**Your goal**
Pick out each line in these entries that contains the string "experience".
═══ Stored data ═══
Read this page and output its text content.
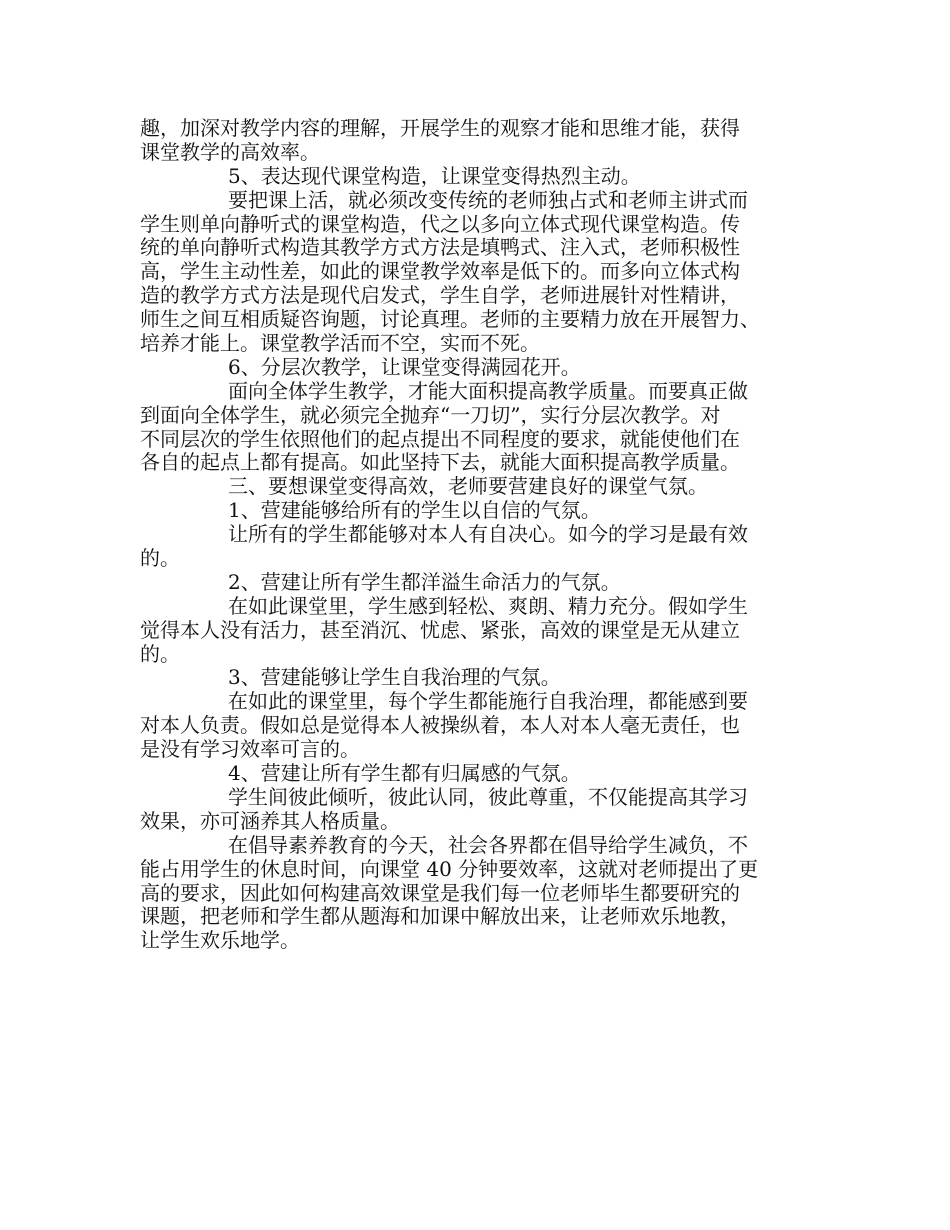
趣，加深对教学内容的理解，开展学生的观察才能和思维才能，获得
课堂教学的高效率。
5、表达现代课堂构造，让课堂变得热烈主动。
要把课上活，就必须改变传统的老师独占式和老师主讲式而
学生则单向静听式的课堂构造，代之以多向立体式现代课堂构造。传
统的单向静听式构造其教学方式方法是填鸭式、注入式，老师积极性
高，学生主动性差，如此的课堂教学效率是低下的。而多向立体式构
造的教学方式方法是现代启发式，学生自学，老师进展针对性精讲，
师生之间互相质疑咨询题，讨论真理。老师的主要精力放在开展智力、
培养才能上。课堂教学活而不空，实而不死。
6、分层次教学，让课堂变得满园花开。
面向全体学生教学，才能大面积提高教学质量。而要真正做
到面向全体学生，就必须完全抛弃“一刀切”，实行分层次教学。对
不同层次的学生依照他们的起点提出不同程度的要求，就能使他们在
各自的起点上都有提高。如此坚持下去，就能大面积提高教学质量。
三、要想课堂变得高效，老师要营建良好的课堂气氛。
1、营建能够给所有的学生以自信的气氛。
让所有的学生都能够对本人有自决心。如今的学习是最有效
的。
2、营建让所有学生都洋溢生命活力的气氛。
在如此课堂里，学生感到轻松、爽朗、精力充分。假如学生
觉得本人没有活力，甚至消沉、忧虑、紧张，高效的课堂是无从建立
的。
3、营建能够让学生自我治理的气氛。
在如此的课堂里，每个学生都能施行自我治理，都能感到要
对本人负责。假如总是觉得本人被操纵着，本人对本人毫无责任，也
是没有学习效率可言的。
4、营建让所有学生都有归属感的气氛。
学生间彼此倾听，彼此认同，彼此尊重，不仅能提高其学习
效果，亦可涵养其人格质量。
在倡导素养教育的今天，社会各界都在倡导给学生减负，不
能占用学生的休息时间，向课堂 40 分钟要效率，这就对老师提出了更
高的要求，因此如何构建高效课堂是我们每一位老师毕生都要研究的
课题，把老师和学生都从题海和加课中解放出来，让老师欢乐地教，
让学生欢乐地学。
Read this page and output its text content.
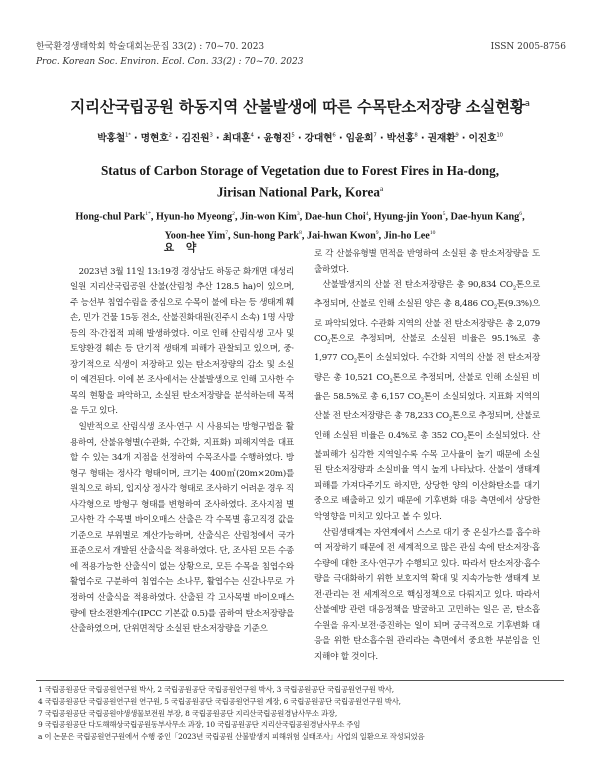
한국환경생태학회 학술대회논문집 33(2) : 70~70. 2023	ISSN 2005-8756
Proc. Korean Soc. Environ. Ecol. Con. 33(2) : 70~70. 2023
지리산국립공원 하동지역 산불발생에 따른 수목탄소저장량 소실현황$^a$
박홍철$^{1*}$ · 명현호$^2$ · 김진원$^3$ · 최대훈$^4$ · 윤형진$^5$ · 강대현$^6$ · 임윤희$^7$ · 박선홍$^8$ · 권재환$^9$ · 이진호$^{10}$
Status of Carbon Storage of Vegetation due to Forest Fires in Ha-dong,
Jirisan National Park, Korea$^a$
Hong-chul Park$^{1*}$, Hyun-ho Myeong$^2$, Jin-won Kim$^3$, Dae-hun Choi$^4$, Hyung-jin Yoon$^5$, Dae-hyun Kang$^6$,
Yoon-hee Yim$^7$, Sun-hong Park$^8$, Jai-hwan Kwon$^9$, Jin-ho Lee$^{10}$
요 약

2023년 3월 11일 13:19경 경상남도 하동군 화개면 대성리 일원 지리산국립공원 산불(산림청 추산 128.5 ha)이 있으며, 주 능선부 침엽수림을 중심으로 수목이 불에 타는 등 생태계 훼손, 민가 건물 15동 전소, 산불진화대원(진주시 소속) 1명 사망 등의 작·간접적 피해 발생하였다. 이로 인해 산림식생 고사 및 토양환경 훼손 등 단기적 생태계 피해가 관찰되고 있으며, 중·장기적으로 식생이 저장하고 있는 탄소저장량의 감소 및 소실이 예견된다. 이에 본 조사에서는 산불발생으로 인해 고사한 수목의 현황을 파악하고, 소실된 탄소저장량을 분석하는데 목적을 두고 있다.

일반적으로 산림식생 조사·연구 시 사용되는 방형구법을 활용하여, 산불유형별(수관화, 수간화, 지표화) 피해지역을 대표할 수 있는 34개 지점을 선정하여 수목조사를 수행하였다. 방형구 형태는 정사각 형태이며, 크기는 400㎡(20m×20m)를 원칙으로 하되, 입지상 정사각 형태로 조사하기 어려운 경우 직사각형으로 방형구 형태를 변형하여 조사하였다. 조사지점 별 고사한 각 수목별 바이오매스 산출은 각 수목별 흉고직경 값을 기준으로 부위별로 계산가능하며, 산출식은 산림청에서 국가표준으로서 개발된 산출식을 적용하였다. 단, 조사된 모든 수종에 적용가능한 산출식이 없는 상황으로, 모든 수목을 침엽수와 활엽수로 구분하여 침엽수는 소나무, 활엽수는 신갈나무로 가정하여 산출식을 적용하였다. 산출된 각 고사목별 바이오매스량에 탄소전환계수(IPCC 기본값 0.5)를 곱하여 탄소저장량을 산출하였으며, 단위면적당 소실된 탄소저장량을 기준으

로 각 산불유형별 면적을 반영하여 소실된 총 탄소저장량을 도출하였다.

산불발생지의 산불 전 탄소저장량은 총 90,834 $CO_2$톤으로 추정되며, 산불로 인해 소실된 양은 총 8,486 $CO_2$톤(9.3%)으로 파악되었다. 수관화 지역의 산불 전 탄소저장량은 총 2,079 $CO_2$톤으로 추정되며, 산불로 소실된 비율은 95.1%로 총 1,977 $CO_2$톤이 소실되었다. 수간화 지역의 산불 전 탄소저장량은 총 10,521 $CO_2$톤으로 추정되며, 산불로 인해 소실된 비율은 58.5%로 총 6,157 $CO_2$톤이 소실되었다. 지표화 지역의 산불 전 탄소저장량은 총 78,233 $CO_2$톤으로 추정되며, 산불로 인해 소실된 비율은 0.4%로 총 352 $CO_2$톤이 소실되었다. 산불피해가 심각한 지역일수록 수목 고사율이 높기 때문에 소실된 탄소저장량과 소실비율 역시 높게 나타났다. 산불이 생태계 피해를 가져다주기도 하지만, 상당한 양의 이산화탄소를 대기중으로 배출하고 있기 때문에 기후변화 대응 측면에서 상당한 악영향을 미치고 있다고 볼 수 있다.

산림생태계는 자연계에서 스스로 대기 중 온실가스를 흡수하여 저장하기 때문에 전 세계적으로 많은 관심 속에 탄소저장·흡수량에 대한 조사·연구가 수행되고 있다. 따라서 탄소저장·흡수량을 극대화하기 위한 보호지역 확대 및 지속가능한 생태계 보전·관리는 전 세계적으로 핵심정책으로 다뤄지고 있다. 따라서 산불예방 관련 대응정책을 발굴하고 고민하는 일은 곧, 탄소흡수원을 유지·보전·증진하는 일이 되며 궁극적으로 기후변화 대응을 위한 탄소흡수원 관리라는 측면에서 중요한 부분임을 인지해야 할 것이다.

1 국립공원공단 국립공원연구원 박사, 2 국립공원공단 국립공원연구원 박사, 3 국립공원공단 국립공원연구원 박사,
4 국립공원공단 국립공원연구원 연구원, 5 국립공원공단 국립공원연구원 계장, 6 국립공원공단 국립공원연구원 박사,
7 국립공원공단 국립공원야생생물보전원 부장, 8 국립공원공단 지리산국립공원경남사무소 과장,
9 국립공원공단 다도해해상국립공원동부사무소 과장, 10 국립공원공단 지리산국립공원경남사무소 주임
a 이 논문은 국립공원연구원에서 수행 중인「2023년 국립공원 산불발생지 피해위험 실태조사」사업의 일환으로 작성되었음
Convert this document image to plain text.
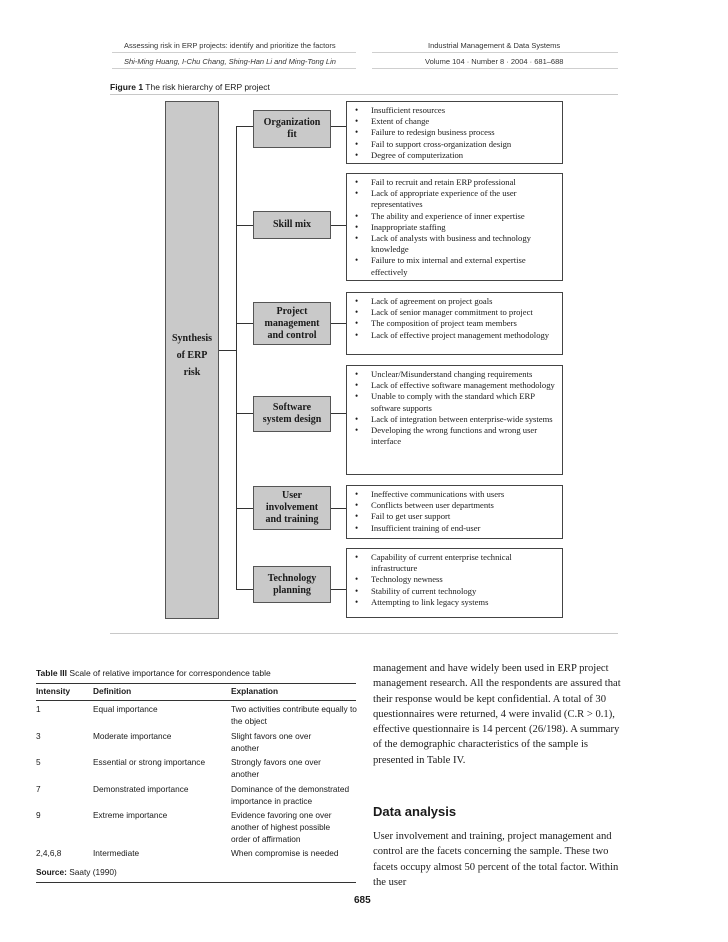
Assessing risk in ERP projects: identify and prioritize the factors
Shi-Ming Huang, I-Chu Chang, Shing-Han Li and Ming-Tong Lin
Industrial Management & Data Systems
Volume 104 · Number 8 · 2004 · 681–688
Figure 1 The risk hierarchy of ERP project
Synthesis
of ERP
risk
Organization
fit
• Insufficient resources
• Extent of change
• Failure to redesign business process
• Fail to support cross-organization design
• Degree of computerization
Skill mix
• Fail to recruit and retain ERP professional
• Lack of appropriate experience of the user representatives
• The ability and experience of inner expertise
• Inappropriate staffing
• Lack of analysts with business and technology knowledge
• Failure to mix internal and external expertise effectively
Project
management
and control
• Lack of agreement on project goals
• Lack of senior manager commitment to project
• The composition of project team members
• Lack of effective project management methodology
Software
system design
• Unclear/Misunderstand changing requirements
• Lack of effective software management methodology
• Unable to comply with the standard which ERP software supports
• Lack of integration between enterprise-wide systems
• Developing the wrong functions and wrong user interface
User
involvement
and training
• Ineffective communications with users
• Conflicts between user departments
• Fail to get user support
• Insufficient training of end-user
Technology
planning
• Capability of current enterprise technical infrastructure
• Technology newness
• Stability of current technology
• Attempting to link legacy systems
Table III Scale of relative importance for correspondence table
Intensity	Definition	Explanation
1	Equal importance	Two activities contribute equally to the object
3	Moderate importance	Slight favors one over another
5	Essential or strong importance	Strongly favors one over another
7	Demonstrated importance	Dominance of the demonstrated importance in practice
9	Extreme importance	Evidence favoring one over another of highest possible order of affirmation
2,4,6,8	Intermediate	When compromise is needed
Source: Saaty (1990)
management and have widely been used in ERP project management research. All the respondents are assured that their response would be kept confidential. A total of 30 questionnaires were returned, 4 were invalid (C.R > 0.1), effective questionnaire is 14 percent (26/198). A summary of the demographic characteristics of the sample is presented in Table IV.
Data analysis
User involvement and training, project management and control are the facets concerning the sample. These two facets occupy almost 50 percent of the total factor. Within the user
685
═══
**In response**
• Lack of appropriate experience of the user representatives
• The ability and experience of inner expertise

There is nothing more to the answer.